- **Exercise instructions**
Copy out all of the material exactly.

-- begin --

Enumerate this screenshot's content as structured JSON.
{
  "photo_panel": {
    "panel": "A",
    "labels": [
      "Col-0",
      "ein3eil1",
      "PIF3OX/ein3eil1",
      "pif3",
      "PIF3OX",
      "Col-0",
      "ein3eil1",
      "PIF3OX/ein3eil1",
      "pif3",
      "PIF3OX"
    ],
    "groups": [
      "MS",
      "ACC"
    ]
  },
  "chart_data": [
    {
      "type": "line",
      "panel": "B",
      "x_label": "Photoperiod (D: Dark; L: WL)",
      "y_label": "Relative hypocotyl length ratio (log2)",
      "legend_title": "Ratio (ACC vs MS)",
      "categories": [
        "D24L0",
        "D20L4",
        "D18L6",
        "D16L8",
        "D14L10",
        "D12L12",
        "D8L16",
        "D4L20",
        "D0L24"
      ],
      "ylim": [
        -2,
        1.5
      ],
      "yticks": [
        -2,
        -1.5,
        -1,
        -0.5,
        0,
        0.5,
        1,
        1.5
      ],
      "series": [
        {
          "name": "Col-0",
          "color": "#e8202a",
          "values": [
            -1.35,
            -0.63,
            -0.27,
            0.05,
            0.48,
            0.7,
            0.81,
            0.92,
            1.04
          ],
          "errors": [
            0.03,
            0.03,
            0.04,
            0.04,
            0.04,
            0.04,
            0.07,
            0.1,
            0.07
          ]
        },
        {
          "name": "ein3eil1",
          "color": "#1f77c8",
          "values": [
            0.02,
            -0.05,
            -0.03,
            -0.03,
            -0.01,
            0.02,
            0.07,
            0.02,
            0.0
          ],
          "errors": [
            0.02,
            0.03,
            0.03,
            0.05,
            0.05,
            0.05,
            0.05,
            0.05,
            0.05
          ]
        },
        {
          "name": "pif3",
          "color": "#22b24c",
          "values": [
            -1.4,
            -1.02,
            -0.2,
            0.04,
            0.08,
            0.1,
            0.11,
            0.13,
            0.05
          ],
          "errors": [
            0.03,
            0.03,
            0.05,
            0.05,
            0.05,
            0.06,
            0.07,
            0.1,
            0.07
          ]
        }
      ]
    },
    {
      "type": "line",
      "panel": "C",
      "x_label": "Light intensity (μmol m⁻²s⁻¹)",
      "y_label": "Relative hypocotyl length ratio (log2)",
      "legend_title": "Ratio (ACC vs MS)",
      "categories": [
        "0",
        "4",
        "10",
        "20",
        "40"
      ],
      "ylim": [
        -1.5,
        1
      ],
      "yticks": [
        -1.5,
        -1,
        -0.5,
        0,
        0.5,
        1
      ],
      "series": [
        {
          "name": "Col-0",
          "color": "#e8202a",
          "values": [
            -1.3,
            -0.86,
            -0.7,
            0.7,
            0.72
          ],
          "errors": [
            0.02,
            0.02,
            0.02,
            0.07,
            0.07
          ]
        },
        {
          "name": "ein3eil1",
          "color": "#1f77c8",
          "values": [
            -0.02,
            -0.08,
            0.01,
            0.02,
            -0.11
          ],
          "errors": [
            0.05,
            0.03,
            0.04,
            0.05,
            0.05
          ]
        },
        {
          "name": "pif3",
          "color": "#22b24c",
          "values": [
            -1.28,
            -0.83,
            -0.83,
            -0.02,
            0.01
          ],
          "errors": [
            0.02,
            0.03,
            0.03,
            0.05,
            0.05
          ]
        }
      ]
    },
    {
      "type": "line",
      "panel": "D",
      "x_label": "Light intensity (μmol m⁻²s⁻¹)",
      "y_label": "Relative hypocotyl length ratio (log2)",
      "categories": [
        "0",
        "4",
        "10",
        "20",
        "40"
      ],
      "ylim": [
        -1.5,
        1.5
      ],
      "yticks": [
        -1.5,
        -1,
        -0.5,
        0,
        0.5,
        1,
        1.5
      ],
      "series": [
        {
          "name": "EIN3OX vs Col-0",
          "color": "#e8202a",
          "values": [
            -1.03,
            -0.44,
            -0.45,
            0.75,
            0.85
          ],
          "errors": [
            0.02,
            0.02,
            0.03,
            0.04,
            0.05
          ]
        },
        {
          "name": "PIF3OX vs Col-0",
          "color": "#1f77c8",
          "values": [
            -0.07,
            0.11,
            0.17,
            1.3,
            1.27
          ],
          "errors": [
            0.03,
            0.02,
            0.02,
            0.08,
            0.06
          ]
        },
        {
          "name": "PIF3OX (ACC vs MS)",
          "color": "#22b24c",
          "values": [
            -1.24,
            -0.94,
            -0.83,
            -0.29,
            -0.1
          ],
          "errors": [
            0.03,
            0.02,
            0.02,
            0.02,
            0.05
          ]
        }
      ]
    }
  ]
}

-- end --

- **Exercise output**
Enumerate this screenshot's content as structured JSON.
{
  "photo_panel": {
    "panel": "A",
    "labels": [
      "Col-0",
      "ein3eil1",
      "PIF3OX/ein3eil1",
      "pif3",
      "PIF3OX",
      "Col-0",
      "ein3eil1",
      "PIF3OX/ein3eil1",
      "pif3",
      "PIF3OX"
    ],
    "groups": [
      "MS",
      "ACC"
    ]
  },
  "chart_data": [
    {
      "type": "line",
      "panel": "B",
      "x_label": "Photoperiod (D: Dark; L: WL)",
      "y_label": "Relative hypocotyl length ratio (log2)",
      "legend_title": "Ratio (ACC vs MS)",
      "categories": [
        "D24L0",
        "D20L4",
        "D18L6",
        "D16L8",
        "D14L10",
        "D12L12",
        "D8L16",
        "D4L20",
        "D0L24"
      ],
      "ylim": [
        -2,
        1.5
      ],
      "yticks": [
        -2,
        -1.5,
        -1,
        -0.5,
        0,
        0.5,
        1,
        1.5
      ],
      "series": [
        {
          "name": "Col-0",
          "color": "#e8202a",
          "values": [
            -1.35,
            -0.63,
            -0.27,
            0.05,
            0.48,
            0.7,
            0.81,
            0.92,
            1.04
          ],
          "errors": [
            0.03,
            0.03,
            0.04,
            0.04,
            0.04,
            0.04,
            0.07,
            0.1,
            0.07
          ]
        },
        {
          "name": "ein3eil1",
          "color": "#1f77c8",
          "values": [
            0.02,
            -0.05,
            -0.03,
            -0.03,
            -0.01,
            0.02,
            0.07,
            0.02,
            0.0
          ],
          "errors": [
            0.02,
            0.03,
            0.03,
            0.05,
            0.05,
            0.05,
            0.05,
            0.05,
            0.05
          ]
        },
        {
          "name": "pif3",
          "color": "#22b24c",
          "values": [
            -1.4,
            -1.02,
            -0.2,
            0.04,
            0.08,
            0.1,
            0.11,
            0.13,
            0.05
          ],
          "errors": [
            0.03,
            0.03,
            0.05,
            0.05,
            0.05,
            0.06,
            0.07,
            0.1,
            0.07
          ]
        }
      ]
    },
    {
      "type": "line",
      "panel": "C",
      "x_label": "Light intensity (μmol m⁻²s⁻¹)",
      "y_label": "Relative hypocotyl length ratio (log2)",
      "legend_title": "Ratio (ACC vs MS)",
      "categories": [
        "0",
        "4",
        "10",
        "20",
        "40"
      ],
      "ylim": [
        -1.5,
        1
      ],
      "yticks": [
        -1.5,
        -1,
        -0.5,
        0,
        0.5,
        1
      ],
      "series": [
        {
          "name": "Col-0",
          "color": "#e8202a",
          "values": [
            -1.3,
            -0.86,
            -0.7,
            0.7,
            0.72
          ],
          "errors": [
            0.02,
            0.02,
            0.02,
            0.07,
            0.07
          ]
        },
        {
          "name": "ein3eil1",
          "color": "#1f77c8",
          "values": [
            -0.02,
            -0.08,
            0.01,
            0.02,
            -0.11
          ],
          "errors": [
            0.05,
            0.03,
            0.04,
            0.05,
            0.05
          ]
        },
        {
          "name": "pif3",
          "color": "#22b24c",
          "values": [
            -1.28,
            -0.83,
            -0.83,
            -0.02,
            0.01
          ],
          "errors": [
            0.02,
            0.03,
            0.03,
            0.05,
            0.05
          ]
        }
      ]
    },
    {
      "type": "line",
      "panel": "D",
      "x_label": "Light intensity (μmol m⁻²s⁻¹)",
      "y_label": "Relative hypocotyl length ratio (log2)",
      "categories": [
        "0",
        "4",
        "10",
        "20",
        "40"
      ],
      "ylim": [
        -1.5,
        1.5
      ],
      "yticks": [
        -1.5,
        -1,
        -0.5,
        0,
        0.5,
        1,
        1.5
      ],
      "series": [
        {
          "name": "EIN3OX vs Col-0",
          "color": "#e8202a",
          "values": [
            -1.03,
            -0.44,
            -0.45,
            0.75,
            0.85
          ],
          "errors": [
            0.02,
            0.02,
            0.03,
            0.04,
            0.05
          ]
        },
        {
          "name": "PIF3OX vs Col-0",
          "color": "#1f77c8",
          "values": [
            -0.07,
            0.11,
            0.17,
            1.3,
            1.27
          ],
          "errors": [
            0.03,
            0.02,
            0.02,
            0.08,
            0.06
          ]
        },
        {
          "name": "PIF3OX (ACC vs MS)",
          "color": "#22b24c",
          "values": [
            -1.24,
            -0.94,
            -0.83,
            -0.29,
            -0.1
          ],
          "errors": [
            0.03,
            0.02,
            0.02,
            0.02,
            0.05
          ]
        }
      ]
    }
  ]
}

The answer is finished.